Data lines start
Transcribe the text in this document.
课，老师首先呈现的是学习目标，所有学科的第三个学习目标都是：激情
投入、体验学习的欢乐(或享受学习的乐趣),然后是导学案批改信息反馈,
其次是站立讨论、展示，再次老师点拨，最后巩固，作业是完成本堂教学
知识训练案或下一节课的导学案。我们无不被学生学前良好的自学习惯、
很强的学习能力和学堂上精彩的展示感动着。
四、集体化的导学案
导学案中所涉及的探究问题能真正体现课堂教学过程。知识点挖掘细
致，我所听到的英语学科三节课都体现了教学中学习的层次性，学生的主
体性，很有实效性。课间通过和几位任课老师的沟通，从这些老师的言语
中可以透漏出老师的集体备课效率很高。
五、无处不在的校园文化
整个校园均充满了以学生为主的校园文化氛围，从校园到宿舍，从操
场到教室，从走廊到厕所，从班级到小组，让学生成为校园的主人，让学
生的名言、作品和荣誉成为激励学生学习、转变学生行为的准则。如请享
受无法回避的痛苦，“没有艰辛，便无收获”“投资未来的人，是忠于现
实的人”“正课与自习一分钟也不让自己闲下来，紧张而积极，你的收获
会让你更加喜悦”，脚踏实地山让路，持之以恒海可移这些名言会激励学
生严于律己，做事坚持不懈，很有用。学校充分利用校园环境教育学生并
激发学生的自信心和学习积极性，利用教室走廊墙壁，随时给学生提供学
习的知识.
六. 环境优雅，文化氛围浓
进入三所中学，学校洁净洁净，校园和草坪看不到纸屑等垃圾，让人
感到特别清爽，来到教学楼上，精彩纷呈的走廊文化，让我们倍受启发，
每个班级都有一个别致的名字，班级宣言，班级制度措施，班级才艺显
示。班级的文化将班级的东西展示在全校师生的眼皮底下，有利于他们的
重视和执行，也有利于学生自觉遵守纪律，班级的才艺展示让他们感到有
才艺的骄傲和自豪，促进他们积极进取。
Data lines end
* Description of the task
Print all the data exactly.

* Written answer
Transcribe the text in this document.
课，老师首先呈现的是学习目标，所有学科的第三个学习目标都是：激情
投入、体验学习的欢乐(或享受学习的乐趣),然后是导学案批改信息反馈,
其次是站立讨论、展示，再次老师点拨，最后巩固，作业是完成本堂教学
知识训练案或下一节课的导学案。我们无不被学生学前良好的自学习惯、
很强的学习能力和学堂上精彩的展示感动着。
四、集体化的导学案
导学案中所涉及的探究问题能真正体现课堂教学过程。知识点挖掘细
致，我所听到的英语学科三节课都体现了教学中学习的层次性，学生的主
体性，很有实效性。课间通过和几位任课老师的沟通，从这些老师的言语
中可以透漏出老师的集体备课效率很高。
五、无处不在的校园文化
整个校园均充满了以学生为主的校园文化氛围，从校园到宿舍，从操
场到教室，从走廊到厕所，从班级到小组，让学生成为校园的主人，让学
生的名言、作品和荣誉成为激励学生学习、转变学生行为的准则。如请享
受无法回避的痛苦，“没有艰辛，便无收获”“投资未来的人，是忠于现
实的人”“正课与自习一分钟也不让自己闲下来，紧张而积极，你的收获
会让你更加喜悦”，脚踏实地山让路，持之以恒海可移这些名言会激励学
生严于律己，做事坚持不懈，很有用。学校充分利用校园环境教育学生并
激发学生的自信心和学习积极性，利用教室走廊墙壁，随时给学生提供学
习的知识.
六. 环境优雅，文化氛围浓
进入三所中学，学校洁净洁净，校园和草坪看不到纸屑等垃圾，让人
感到特别清爽，来到教学楼上，精彩纷呈的走廊文化，让我们倍受启发，
每个班级都有一个别致的名字，班级宣言，班级制度措施，班级才艺显
示。班级的文化将班级的东西展示在全校师生的眼皮底下，有利于他们的
重视和执行，也有利于学生自觉遵守纪律，班级的才艺展示让他们感到有
才艺的骄傲和自豪，促进他们积极进取。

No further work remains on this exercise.